Instruction =
Your task is to copy each line that has the word "xlabel".

Rows =
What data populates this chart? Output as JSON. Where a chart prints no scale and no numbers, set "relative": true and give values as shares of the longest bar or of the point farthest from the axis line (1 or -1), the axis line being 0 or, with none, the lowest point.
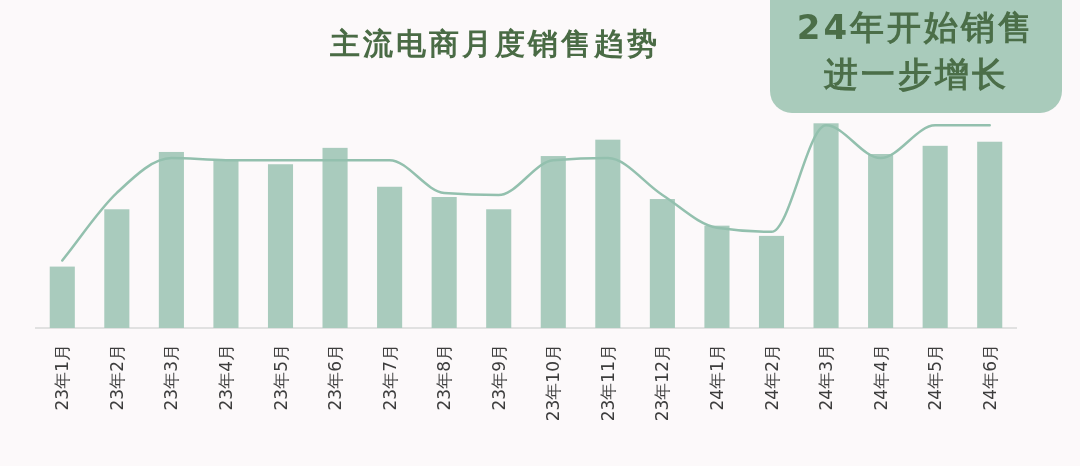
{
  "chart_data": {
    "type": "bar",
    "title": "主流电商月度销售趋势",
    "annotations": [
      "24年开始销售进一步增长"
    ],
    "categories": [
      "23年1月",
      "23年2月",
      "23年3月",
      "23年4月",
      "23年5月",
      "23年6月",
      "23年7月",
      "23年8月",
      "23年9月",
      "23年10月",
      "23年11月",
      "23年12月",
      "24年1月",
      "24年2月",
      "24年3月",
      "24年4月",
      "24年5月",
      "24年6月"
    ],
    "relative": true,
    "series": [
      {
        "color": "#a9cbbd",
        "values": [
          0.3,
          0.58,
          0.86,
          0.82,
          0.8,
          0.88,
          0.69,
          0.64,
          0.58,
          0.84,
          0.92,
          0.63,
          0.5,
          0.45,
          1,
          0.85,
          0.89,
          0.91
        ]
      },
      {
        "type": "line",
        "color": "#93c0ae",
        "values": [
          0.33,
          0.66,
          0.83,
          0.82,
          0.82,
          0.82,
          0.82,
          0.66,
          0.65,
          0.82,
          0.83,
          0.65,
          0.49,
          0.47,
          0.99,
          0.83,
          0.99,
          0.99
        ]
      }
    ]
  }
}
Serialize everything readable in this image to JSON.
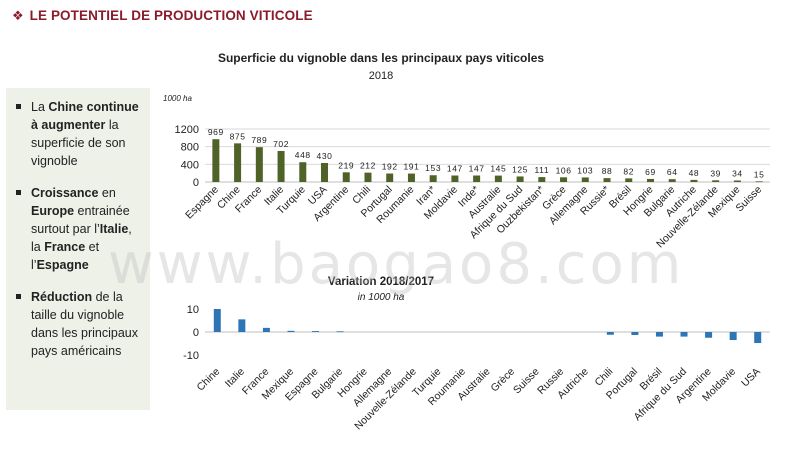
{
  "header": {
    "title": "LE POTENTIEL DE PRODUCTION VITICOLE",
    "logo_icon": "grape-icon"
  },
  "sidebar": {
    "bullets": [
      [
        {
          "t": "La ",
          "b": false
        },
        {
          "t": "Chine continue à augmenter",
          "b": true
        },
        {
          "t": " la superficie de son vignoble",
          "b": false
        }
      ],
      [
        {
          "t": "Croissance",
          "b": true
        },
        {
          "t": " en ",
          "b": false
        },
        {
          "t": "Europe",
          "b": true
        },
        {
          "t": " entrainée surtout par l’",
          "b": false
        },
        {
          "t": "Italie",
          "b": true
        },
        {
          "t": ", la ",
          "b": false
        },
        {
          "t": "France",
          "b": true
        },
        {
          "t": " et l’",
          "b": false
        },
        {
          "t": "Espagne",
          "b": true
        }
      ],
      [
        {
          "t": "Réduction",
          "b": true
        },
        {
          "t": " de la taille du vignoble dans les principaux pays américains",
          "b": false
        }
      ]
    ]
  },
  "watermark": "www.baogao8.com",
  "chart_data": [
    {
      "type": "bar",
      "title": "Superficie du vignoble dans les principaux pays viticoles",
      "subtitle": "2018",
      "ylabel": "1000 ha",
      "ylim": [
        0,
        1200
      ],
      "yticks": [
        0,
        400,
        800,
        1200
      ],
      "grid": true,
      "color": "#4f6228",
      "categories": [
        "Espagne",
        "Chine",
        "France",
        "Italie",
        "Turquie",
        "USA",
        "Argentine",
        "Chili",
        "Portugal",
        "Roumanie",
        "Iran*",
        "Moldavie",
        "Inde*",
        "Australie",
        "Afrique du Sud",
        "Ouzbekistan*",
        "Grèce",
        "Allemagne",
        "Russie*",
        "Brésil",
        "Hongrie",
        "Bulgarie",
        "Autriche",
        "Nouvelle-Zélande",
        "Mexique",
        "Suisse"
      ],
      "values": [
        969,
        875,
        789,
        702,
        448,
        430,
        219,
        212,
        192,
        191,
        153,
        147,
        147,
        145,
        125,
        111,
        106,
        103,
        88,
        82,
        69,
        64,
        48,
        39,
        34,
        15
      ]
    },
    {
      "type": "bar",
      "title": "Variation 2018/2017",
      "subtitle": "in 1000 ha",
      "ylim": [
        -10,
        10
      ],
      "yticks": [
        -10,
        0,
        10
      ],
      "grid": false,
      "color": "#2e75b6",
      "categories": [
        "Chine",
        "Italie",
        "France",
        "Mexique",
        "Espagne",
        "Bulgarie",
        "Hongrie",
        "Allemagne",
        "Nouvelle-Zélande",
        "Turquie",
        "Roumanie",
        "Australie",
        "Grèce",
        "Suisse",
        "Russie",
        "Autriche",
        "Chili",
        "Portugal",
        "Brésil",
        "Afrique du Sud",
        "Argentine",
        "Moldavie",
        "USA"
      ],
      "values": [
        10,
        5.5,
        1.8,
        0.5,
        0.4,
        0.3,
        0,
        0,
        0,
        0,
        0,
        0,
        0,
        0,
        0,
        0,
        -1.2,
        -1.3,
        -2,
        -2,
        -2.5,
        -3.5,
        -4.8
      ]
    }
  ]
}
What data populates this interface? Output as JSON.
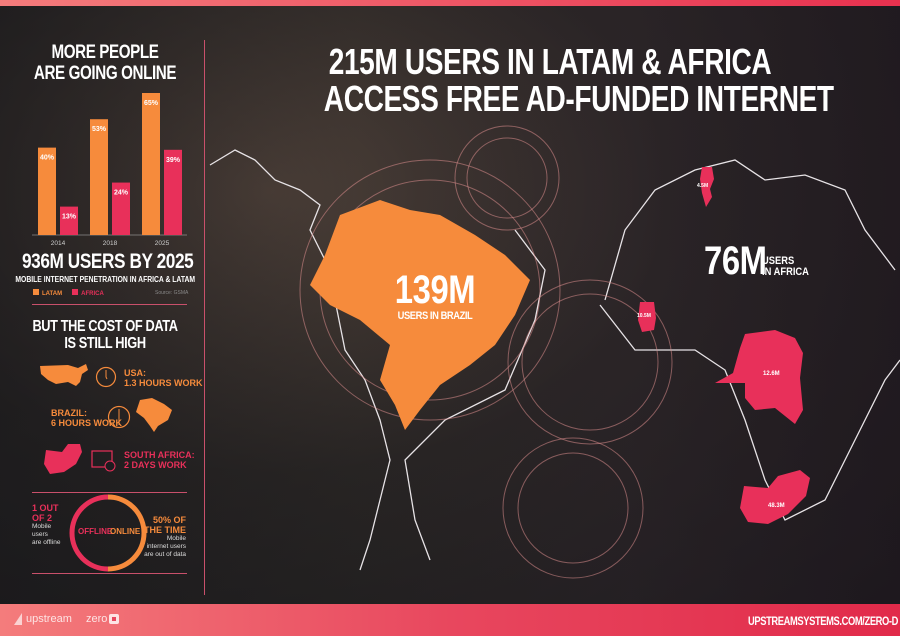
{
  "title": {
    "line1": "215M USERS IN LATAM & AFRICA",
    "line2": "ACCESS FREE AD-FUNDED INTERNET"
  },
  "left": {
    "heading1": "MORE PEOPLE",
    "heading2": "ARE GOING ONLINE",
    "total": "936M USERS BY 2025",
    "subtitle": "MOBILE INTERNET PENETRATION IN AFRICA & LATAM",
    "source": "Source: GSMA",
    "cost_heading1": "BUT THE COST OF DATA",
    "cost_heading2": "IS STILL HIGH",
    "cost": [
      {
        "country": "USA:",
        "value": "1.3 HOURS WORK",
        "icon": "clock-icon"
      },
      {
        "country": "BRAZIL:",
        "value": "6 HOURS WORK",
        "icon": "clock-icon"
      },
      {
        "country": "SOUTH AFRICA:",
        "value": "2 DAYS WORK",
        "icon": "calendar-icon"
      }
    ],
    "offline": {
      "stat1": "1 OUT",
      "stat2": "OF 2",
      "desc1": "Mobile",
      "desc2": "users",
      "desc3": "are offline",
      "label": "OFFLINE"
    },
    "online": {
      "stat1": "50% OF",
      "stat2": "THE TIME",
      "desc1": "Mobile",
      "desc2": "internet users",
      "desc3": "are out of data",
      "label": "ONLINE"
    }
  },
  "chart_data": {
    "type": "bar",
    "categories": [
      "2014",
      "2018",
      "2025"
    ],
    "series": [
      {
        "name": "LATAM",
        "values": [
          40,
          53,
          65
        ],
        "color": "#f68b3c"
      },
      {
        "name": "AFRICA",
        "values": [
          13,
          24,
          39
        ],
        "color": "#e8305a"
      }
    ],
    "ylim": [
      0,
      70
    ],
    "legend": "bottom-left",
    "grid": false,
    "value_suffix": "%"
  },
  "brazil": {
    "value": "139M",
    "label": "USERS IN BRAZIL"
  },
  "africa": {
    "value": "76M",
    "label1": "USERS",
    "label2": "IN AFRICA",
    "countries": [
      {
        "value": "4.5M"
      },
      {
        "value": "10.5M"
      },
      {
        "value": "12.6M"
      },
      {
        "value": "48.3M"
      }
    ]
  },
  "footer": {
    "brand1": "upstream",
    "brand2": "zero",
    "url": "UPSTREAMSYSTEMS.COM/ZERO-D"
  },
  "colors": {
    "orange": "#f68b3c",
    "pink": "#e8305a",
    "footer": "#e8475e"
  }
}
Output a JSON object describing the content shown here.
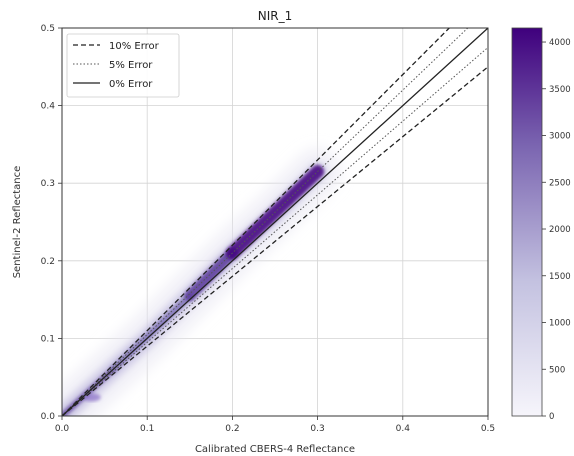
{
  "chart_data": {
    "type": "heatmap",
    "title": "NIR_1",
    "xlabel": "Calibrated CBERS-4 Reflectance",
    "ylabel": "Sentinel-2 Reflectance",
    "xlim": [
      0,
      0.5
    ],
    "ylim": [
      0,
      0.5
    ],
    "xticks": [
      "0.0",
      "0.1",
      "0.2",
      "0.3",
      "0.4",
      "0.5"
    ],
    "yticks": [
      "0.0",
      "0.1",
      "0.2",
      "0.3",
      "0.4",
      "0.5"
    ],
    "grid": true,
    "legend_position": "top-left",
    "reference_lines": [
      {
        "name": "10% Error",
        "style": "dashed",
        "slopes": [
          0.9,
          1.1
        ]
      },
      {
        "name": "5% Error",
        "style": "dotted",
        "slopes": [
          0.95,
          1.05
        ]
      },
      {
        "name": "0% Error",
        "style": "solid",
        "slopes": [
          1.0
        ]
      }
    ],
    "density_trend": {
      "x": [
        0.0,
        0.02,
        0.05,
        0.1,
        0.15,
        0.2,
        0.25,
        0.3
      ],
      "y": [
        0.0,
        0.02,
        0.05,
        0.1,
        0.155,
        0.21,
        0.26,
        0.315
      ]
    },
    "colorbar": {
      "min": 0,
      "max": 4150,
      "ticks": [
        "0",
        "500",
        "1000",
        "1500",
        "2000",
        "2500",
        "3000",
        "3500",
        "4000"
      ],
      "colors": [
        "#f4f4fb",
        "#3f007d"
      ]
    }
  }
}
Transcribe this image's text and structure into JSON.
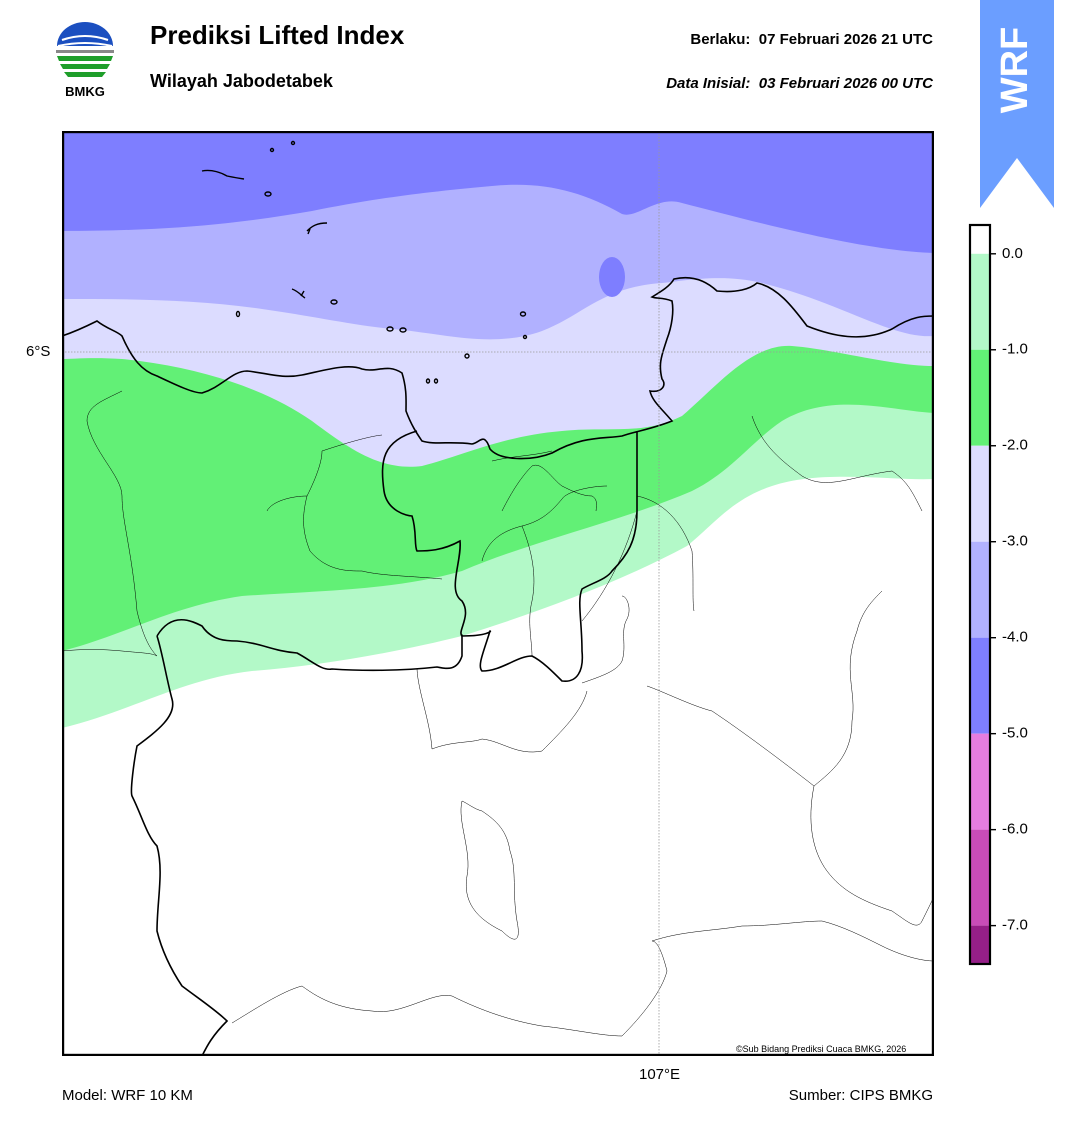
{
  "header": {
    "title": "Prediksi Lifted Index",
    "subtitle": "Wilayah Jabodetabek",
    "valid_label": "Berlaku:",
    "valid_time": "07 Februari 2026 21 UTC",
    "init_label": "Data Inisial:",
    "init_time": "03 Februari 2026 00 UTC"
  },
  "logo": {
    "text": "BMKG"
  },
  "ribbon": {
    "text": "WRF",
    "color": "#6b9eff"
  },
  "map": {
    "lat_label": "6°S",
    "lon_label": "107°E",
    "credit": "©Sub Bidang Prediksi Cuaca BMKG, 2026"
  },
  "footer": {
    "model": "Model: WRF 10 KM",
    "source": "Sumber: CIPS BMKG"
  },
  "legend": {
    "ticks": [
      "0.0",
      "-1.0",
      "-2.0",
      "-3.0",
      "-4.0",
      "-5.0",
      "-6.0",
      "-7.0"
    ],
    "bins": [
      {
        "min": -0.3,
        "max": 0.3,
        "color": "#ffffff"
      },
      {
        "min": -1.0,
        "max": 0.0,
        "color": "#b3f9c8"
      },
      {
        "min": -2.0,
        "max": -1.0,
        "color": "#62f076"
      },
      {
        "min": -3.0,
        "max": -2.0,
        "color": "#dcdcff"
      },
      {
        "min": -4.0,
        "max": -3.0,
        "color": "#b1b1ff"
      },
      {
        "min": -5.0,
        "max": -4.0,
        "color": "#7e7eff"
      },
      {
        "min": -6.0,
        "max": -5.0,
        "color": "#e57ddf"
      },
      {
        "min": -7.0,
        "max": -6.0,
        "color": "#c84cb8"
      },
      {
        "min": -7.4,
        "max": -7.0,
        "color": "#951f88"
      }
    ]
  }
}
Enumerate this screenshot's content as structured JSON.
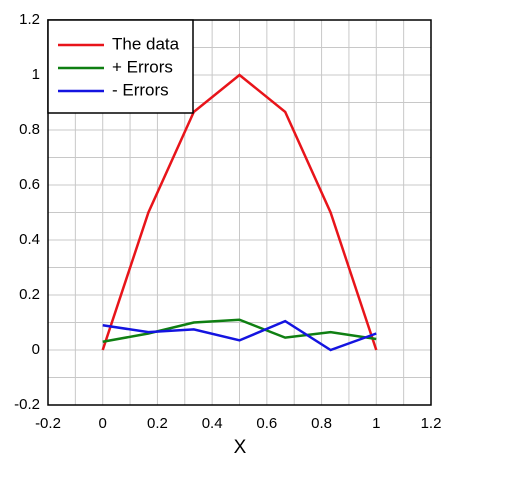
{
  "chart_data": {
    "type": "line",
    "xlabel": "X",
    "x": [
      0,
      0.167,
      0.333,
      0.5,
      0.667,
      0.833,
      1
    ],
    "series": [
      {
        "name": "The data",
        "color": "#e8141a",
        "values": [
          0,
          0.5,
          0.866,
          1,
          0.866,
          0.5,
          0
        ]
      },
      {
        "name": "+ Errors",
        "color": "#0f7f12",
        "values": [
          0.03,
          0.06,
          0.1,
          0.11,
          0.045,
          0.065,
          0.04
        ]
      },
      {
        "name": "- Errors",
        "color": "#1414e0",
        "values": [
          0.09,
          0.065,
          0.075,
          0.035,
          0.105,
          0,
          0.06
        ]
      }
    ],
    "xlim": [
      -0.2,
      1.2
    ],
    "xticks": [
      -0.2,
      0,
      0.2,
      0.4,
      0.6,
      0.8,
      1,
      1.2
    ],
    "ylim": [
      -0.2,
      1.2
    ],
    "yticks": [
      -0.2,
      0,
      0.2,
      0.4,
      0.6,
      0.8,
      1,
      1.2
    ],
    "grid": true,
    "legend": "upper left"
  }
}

Finished exercise =
    "xlabel": "Calibrated CBERS-4 Reflectance",
    "xlabel": "X",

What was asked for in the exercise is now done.